Records from a dataset »
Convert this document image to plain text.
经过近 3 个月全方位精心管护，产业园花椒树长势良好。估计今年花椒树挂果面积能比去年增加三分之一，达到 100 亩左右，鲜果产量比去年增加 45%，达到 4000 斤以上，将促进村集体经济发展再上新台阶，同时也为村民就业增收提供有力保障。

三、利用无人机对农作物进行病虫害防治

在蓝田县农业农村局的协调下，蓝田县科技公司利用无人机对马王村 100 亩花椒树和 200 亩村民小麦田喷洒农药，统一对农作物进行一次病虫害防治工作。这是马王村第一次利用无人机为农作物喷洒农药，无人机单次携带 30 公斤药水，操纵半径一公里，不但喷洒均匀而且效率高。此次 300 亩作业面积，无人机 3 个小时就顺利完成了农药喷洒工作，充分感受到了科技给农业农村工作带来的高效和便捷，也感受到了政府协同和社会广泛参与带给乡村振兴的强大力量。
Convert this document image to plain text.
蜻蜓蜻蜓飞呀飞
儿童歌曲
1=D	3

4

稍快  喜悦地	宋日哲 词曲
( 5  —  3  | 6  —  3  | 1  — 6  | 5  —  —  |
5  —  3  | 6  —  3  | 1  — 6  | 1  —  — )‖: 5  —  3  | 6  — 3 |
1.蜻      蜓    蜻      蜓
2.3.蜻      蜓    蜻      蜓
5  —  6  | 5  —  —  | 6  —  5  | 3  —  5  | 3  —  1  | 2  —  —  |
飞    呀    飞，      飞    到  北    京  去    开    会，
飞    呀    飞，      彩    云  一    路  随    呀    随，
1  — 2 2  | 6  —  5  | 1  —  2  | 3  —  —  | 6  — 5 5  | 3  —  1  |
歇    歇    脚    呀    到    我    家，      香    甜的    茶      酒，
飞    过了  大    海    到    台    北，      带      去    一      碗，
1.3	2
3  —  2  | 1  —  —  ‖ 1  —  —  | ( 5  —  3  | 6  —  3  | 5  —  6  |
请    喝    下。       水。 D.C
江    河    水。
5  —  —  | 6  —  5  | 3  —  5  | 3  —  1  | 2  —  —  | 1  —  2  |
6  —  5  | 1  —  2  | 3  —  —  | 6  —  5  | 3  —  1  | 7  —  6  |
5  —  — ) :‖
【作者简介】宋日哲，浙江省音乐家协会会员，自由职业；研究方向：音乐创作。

THE EXERCISE » Can you reproduce all the material exactly?

OUTPUT »
Convert this document image to plain text.
经过近 3 个月全方位精心管护，产业园花椒树长势良好。估计今年花椒树挂果面积能比去年增加三分之一，达到 100 亩左右，鲜果产量比去年增加 45%，达到 4000 斤以上，将促进村集体经济发展再上新台阶，同时也为村民就业增收提供有力保障。

三、利用无人机对农作物进行病虫害防治

在蓝田县农业农村局的协调下，蓝田县科技公司利用无人机对马王村 100 亩花椒树和 200 亩村民小麦田喷洒农药，统一对农作物进行一次病虫害防治工作。这是马王村第一次利用无人机为农作物喷洒农药，无人机单次携带 30 公斤药水，操纵半径一公里，不但喷洒均匀而且效率高。此次 300 亩作业面积，无人机 3 个小时就顺利完成了农药喷洒工作，充分感受到了科技给农业农村工作带来的高效和便捷，也感受到了政府协同和社会广泛参与带给乡村振兴的强大力量。
Convert this document image to plain text.
蜻蜓蜻蜓飞呀飞
儿童歌曲
1=D	3

4

稍快  喜悦地	宋日哲 词曲
( 5  —  3  | 6  —  3  | 1  — 6  | 5  —  —  |
5  —  3  | 6  —  3  | 1  — 6  | 1  —  — )‖: 5  —  3  | 6  — 3 |
1.蜻      蜓    蜻      蜓
2.3.蜻      蜓    蜻      蜓
5  —  6  | 5  —  —  | 6  —  5  | 3  —  5  | 3  —  1  | 2  —  —  |
飞    呀    飞，      飞    到  北    京  去    开    会，
飞    呀    飞，      彩    云  一    路  随    呀    随，
1  — 2 2  | 6  —  5  | 1  —  2  | 3  —  —  | 6  — 5 5  | 3  —  1  |
歇    歇    脚    呀    到    我    家，      香    甜的    茶      酒，
飞    过了  大    海    到    台    北，      带      去    一      碗，
1.3	2
3  —  2  | 1  —  —  ‖ 1  —  —  | ( 5  —  3  | 6  —  3  | 5  —  6  |
请    喝    下。       水。 D.C
江    河    水。
5  —  —  | 6  —  5  | 3  —  5  | 3  —  1  | 2  —  —  | 1  —  2  |
6  —  5  | 1  —  2  | 3  —  —  | 6  —  5  | 3  —  1  | 7  —  6  |
5  —  — ) :‖
【作者简介】宋日哲，浙江省音乐家协会会员，自由职业；研究方向：音乐创作。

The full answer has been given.